§ Instruction
Repeat only the lines from the one holding "Enumerate this screenshot's" down to the last line of the listing below, including both of those lines.

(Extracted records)
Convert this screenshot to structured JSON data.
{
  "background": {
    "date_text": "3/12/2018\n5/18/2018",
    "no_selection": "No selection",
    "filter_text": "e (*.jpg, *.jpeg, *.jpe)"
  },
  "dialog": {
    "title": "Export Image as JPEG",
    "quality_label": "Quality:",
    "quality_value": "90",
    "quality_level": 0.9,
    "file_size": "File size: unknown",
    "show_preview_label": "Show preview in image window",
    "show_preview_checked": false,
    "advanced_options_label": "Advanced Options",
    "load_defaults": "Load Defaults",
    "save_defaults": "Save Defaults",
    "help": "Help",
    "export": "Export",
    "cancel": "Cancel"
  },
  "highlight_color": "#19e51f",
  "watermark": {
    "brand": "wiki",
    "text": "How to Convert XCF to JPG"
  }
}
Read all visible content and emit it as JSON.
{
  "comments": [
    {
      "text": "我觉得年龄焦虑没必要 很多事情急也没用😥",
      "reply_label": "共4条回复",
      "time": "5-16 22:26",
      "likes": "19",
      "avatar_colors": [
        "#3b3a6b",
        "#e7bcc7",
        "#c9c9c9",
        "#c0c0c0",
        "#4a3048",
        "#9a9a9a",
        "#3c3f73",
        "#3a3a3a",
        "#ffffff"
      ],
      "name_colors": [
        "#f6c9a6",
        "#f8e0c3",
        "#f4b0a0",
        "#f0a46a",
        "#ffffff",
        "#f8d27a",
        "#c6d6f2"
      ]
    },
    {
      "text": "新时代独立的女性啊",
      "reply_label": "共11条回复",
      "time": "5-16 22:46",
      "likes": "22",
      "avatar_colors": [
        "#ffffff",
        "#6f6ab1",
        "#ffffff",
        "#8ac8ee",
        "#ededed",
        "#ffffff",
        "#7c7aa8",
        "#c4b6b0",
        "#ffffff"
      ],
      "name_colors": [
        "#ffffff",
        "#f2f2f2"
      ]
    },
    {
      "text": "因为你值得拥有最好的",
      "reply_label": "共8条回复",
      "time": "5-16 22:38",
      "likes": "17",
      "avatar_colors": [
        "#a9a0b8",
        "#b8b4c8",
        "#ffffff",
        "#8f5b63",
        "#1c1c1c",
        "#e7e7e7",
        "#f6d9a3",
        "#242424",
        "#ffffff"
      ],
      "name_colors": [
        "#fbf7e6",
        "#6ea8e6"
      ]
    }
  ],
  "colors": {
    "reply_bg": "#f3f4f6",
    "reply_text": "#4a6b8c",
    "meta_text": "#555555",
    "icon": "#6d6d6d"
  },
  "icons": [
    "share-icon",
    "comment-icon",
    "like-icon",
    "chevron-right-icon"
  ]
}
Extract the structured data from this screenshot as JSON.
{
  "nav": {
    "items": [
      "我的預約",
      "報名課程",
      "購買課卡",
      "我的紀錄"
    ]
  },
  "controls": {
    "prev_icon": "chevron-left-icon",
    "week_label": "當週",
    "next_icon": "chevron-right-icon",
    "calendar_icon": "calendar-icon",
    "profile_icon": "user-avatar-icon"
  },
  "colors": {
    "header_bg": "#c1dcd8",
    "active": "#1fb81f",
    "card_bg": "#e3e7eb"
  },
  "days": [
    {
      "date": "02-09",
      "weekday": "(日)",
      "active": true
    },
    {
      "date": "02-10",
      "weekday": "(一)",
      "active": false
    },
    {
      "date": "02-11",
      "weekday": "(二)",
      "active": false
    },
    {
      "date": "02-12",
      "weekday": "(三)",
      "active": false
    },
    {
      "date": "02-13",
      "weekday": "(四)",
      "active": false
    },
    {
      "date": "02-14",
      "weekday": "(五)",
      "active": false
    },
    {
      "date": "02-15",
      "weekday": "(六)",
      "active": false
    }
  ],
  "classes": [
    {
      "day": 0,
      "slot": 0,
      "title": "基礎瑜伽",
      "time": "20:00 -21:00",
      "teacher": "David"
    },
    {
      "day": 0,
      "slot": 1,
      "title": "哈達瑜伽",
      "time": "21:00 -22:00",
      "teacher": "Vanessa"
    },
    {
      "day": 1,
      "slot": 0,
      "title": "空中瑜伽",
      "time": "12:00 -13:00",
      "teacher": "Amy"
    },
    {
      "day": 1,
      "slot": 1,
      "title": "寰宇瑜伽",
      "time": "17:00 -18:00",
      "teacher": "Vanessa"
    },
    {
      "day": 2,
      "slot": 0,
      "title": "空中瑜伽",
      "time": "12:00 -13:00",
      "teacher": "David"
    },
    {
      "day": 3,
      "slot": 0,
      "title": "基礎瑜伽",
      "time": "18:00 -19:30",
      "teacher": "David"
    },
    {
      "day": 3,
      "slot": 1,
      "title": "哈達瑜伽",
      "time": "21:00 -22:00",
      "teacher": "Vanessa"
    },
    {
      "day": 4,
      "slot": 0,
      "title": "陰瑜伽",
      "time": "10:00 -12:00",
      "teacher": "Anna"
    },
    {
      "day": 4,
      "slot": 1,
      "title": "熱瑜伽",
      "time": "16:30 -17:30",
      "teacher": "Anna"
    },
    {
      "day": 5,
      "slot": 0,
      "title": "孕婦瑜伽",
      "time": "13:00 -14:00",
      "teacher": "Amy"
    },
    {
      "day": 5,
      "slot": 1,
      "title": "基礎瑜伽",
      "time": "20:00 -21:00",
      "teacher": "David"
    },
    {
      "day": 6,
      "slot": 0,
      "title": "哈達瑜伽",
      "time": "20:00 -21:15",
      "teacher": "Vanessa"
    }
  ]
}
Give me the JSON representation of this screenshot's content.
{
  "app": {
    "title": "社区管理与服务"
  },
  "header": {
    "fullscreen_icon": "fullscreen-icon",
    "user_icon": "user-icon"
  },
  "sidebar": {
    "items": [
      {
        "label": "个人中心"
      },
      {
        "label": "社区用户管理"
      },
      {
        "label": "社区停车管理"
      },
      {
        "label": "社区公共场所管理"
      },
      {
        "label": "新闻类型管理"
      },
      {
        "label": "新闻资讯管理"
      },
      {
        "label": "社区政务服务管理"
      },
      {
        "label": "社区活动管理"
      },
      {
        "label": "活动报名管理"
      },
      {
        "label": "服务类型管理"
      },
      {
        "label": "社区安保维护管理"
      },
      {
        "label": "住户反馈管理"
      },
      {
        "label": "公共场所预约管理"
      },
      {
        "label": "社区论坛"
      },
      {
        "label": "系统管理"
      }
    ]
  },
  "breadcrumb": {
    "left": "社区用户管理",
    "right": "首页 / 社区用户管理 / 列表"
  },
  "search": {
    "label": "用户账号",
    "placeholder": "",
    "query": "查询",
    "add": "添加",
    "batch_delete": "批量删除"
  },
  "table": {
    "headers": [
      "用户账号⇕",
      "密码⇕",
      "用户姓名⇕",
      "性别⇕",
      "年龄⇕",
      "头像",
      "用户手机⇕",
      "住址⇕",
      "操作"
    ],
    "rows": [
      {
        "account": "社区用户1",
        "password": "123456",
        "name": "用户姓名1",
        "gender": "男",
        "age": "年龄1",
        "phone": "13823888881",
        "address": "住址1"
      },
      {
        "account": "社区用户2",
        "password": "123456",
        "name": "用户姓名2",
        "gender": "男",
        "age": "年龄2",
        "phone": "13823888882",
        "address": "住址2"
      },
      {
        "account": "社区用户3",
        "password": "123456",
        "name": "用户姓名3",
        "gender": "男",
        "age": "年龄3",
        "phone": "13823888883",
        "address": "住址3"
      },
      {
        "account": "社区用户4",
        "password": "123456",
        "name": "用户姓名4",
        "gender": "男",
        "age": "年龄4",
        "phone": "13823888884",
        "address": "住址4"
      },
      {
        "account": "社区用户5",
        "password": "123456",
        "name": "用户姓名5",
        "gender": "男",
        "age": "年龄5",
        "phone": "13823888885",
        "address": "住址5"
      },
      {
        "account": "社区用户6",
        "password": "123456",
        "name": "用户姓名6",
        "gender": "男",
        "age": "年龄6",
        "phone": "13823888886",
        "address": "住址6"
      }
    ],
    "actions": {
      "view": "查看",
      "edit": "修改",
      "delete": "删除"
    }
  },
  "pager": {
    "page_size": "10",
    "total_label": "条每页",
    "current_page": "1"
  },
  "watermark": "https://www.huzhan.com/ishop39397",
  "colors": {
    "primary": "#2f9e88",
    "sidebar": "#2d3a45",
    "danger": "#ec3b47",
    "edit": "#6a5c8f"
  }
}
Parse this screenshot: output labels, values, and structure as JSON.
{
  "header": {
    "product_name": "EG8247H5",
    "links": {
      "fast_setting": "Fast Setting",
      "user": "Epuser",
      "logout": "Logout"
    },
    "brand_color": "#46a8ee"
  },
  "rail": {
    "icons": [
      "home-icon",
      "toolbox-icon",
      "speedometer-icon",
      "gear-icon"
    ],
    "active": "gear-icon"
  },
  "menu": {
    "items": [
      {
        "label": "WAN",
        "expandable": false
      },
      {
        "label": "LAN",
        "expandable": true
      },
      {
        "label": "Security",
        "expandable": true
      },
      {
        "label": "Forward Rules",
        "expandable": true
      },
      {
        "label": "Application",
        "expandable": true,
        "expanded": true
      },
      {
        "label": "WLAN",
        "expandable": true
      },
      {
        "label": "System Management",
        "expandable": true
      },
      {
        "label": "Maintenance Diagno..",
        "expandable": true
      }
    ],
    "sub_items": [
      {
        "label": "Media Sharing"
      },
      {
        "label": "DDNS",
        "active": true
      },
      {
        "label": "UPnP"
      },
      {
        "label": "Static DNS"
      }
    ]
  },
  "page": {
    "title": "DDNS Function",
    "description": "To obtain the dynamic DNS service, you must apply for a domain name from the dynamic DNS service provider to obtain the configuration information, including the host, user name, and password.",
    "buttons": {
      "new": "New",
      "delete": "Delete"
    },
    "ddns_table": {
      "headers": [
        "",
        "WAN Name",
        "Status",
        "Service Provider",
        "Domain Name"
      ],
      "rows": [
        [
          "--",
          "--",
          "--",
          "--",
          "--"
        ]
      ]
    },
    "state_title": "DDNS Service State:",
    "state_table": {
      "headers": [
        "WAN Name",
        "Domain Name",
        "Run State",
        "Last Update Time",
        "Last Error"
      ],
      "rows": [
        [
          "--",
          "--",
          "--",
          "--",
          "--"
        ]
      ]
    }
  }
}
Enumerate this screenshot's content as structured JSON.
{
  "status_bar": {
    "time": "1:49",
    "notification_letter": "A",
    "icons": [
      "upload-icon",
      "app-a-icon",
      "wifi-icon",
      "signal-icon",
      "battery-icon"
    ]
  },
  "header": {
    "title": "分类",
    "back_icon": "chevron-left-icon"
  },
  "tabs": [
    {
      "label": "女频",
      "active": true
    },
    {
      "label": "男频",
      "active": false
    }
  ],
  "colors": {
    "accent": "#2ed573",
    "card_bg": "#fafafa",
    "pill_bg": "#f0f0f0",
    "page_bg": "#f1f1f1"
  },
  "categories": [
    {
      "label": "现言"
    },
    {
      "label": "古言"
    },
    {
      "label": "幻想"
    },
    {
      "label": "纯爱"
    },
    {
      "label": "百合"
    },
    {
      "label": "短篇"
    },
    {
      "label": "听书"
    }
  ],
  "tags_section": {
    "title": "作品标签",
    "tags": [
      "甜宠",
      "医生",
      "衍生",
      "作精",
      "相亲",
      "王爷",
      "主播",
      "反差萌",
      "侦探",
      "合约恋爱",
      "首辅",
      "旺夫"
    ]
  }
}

§ Exercise result
Enumerate this screenshot's content as structured JSON.
{
  "status_bar": {
    "time": "1:49",
    "notification_letter": "A",
    "icons": [
      "upload-icon",
      "app-a-icon",
      "wifi-icon",
      "signal-icon",
      "battery-icon"
    ]
  },
  "header": {
    "title": "分类",
    "back_icon": "chevron-left-icon"
  },
  "tabs": [
    {
      "label": "女频",
      "active": true
    },
    {
      "label": "男频",
      "active": false
    }
  ],
  "colors": {
    "accent": "#2ed573",
    "card_bg": "#fafafa",
    "pill_bg": "#f0f0f0",
    "page_bg": "#f1f1f1"
  },
  "categories": [
    {
      "label": "现言"
    },
    {
      "label": "古言"
    },
    {
      "label": "幻想"
    },
    {
      "label": "纯爱"
    },
    {
      "label": "百合"
    },
    {
      "label": "短篇"
    },
    {
      "label": "听书"
    }
  ],
  "tags_section": {
    "title": "作品标签",
    "tags": [
      "甜宠",
      "医生",
      "衍生",
      "作精",
      "相亲",
      "王爷",
      "主播",
      "反差萌",
      "侦探",
      "合约恋爱",
      "首辅",
      "旺夫"
    ]
  }
}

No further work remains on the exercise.